** BEGIN **

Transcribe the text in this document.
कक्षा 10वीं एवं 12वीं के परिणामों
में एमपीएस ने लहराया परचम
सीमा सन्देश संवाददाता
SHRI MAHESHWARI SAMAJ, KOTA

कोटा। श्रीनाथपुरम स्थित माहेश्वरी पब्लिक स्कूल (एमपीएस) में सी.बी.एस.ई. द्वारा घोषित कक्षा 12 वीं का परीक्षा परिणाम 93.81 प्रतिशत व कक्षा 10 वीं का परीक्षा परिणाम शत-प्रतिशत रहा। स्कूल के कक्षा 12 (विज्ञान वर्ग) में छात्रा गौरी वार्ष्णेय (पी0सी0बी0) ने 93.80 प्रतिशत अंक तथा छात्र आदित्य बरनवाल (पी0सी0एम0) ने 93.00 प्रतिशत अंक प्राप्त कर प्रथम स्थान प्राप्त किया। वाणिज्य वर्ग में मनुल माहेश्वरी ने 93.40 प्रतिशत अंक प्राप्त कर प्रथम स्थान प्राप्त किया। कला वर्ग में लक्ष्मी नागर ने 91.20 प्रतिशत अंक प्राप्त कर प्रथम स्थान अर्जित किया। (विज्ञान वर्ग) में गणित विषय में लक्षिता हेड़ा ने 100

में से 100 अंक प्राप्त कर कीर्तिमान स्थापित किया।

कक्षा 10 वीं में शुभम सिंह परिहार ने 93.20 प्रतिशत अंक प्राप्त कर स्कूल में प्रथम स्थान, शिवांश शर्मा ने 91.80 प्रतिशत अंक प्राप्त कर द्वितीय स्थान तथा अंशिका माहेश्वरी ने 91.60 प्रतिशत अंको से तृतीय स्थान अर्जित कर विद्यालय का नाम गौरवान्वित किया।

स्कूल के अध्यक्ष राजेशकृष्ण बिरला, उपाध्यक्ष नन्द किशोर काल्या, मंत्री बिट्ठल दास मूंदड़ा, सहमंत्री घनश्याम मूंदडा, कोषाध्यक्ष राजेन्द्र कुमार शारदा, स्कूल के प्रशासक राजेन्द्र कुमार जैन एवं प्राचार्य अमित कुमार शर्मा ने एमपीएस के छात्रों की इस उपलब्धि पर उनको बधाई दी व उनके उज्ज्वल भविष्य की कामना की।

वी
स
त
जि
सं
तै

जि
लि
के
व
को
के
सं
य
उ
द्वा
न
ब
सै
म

** END **

Reproduce the material above, every line of it, exactly.

FULL RESPONSE →
Transcribe the text in this document.
कक्षा 10वीं एवं 12वीं के परिणामों
में एमपीएस ने लहराया परचम
सीमा सन्देश संवाददाता
SHRI MAHESHWARI SAMAJ, KOTA

कोटा। श्रीनाथपुरम स्थित माहेश्वरी पब्लिक स्कूल (एमपीएस) में सी.बी.एस.ई. द्वारा घोषित कक्षा 12 वीं का परीक्षा परिणाम 93.81 प्रतिशत व कक्षा 10 वीं का परीक्षा परिणाम शत-प्रतिशत रहा। स्कूल के कक्षा 12 (विज्ञान वर्ग) में छात्रा गौरी वार्ष्णेय (पी0सी0बी0) ने 93.80 प्रतिशत अंक तथा छात्र आदित्य बरनवाल (पी0सी0एम0) ने 93.00 प्रतिशत अंक प्राप्त कर प्रथम स्थान प्राप्त किया। वाणिज्य वर्ग में मनुल माहेश्वरी ने 93.40 प्रतिशत अंक प्राप्त कर प्रथम स्थान प्राप्त किया। कला वर्ग में लक्ष्मी नागर ने 91.20 प्रतिशत अंक प्राप्त कर प्रथम स्थान अर्जित किया। (विज्ञान वर्ग) में गणित विषय में लक्षिता हेड़ा ने 100

में से 100 अंक प्राप्त कर कीर्तिमान स्थापित किया।

कक्षा 10 वीं में शुभम सिंह परिहार ने 93.20 प्रतिशत अंक प्राप्त कर स्कूल में प्रथम स्थान, शिवांश शर्मा ने 91.80 प्रतिशत अंक प्राप्त कर द्वितीय स्थान तथा अंशिका माहेश्वरी ने 91.60 प्रतिशत अंको से तृतीय स्थान अर्जित कर विद्यालय का नाम गौरवान्वित किया।

स्कूल के अध्यक्ष राजेशकृष्ण बिरला, उपाध्यक्ष नन्द किशोर काल्या, मंत्री बिट्ठल दास मूंदड़ा, सहमंत्री घनश्याम मूंदडा, कोषाध्यक्ष राजेन्द्र कुमार शारदा, स्कूल के प्रशासक राजेन्द्र कुमार जैन एवं प्राचार्य अमित कुमार शर्मा ने एमपीएस के छात्रों की इस उपलब्धि पर उनको बधाई दी व उनके उज्ज्वल भविष्य की कामना की।

वी
स
त
जि
सं
तै

जि
लि
के
व
को
के
सं
य
उ
द्वा
न
ब
सै
म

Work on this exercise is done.